--- START ---

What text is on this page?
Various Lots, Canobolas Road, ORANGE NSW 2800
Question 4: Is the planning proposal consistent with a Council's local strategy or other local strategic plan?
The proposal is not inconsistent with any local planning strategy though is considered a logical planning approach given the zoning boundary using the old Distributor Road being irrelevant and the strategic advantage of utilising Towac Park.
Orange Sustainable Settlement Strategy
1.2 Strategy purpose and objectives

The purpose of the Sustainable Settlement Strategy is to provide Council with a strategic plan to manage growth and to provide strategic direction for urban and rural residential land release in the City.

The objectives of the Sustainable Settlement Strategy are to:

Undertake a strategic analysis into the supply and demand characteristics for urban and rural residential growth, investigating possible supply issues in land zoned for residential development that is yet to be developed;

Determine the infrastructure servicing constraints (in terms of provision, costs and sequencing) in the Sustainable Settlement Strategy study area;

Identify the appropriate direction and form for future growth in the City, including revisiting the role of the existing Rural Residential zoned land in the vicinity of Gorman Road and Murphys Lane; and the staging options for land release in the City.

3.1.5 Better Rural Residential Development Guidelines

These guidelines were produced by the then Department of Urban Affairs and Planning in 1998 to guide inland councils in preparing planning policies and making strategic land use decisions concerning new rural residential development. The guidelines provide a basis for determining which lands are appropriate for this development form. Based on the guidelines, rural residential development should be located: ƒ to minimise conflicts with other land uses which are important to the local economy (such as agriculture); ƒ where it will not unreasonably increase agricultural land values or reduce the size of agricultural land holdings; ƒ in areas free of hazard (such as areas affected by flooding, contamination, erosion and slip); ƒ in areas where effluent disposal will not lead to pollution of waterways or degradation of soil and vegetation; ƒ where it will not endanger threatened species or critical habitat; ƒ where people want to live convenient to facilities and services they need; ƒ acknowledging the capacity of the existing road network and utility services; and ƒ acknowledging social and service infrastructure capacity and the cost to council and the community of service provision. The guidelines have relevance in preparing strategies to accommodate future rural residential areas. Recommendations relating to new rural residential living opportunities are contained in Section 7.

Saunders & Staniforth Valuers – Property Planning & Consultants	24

--- END ---

Aim: Identify each line holding the string "zoned", and copy it out.

Correct answer:
Undertake a strategic analysis into the supply and demand characteristics for urban and rural residential growth, investigating possible supply issues in land zoned for residential development that is yet to be developed;
Identify the appropriate direction and form for future growth in the City, including revisiting the role of the existing Rural Residential zoned land in the vicinity of Gorman Road and Murphys Lane; and the staging options for land release in the City.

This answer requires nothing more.